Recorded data

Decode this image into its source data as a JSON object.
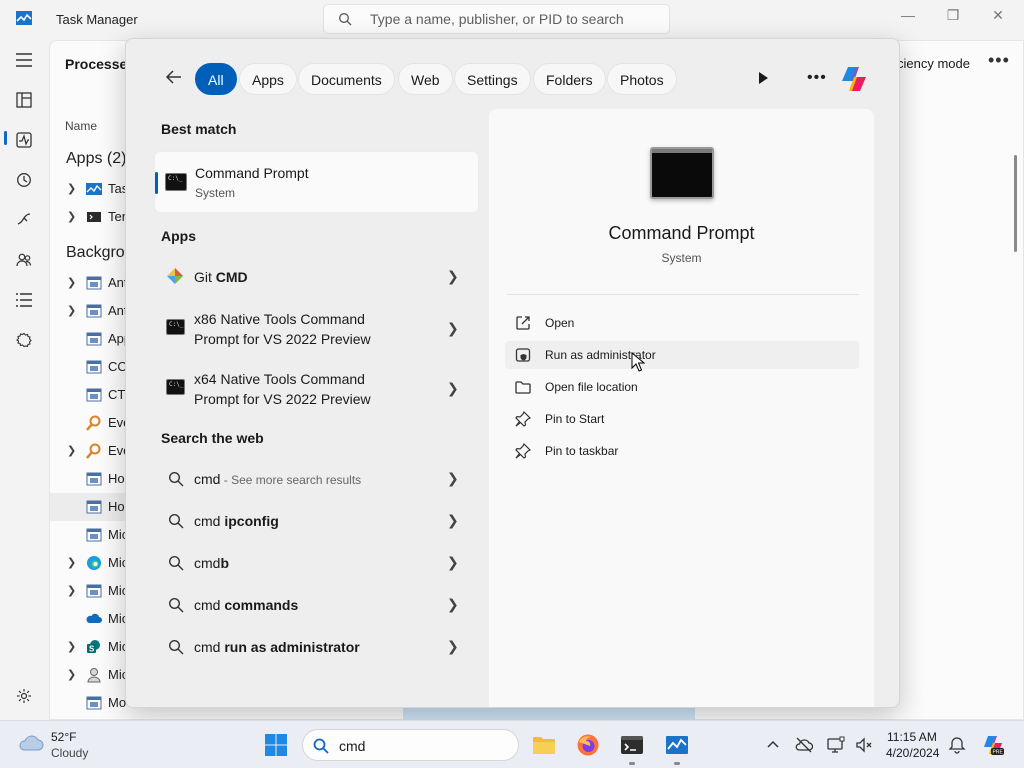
{
  "task_manager": {
    "title": "Task Manager",
    "search_placeholder": "Type a name, publisher, or PID to search",
    "page_title": "Processes",
    "efficiency_partial": "ciency mode",
    "column_name": "Name",
    "apps_section": "Apps (2)",
    "background_section": "Backgrou",
    "app_rows": [
      "Tas",
      "Ter"
    ],
    "background_rows": [
      "Ant",
      "Ant",
      "App",
      "CO",
      "CTI",
      "Eve",
      "Eve",
      "Ho",
      "Ho",
      "Mic",
      "Mic",
      "Mic",
      "Mic",
      "Mic",
      "Mic",
      "Mo"
    ]
  },
  "search_flyout": {
    "tabs": [
      "All",
      "Apps",
      "Documents",
      "Web",
      "Settings",
      "Folders",
      "Photos"
    ],
    "active_tab": "All",
    "best_match_heading": "Best match",
    "best_match": {
      "name": "Command Prompt",
      "type": "System"
    },
    "apps_heading": "Apps",
    "apps": [
      {
        "prefix": "Git ",
        "bold": "CMD"
      },
      {
        "line1": "x86 Native Tools Command",
        "line2": "Prompt for VS 2022 Preview"
      },
      {
        "line1": "x64 Native Tools Command",
        "line2": "Prompt for VS 2022 Preview"
      }
    ],
    "web_heading": "Search the web",
    "web_results": [
      {
        "prefix": "cmd",
        "bold": "",
        "suffix": " - See more search results"
      },
      {
        "prefix": "cmd ",
        "bold": "ipconfig",
        "suffix": ""
      },
      {
        "prefix": "cmd",
        "bold": "b",
        "suffix": ""
      },
      {
        "prefix": "cmd ",
        "bold": "commands",
        "suffix": ""
      },
      {
        "prefix": "cmd ",
        "bold": "run as administrator",
        "suffix": ""
      }
    ],
    "detail": {
      "name": "Command Prompt",
      "type": "System",
      "actions": [
        "Open",
        "Run as administrator",
        "Open file location",
        "Pin to Start",
        "Pin to taskbar"
      ]
    }
  },
  "taskbar": {
    "weather_temp": "52°F",
    "weather_cond": "Cloudy",
    "search_value": "cmd",
    "time": "11:15 AM",
    "date": "4/20/2024"
  },
  "colors": {
    "accent": "#005fb8",
    "task_manager_blue": "#1067c8"
  }
}
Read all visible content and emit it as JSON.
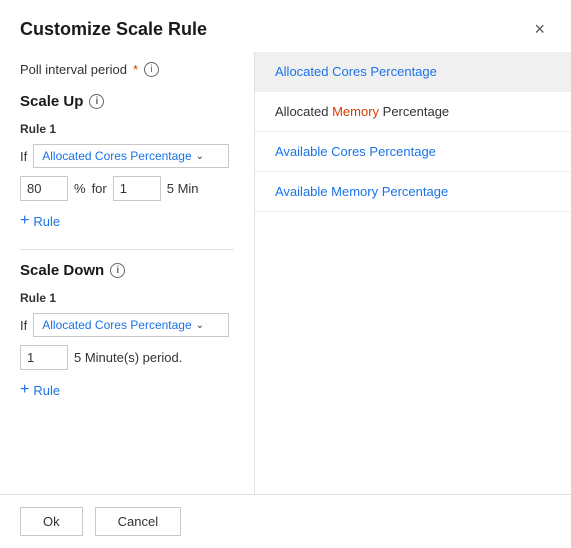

- DIRECTIONS FOR THIS TASK
Gather up the lines containing the word "Native" from these records and copy them.

- RESULT OF THIS TASK
        "line1": "x86 Native Tools Command",
        "line1": "x64 Native Tools Command",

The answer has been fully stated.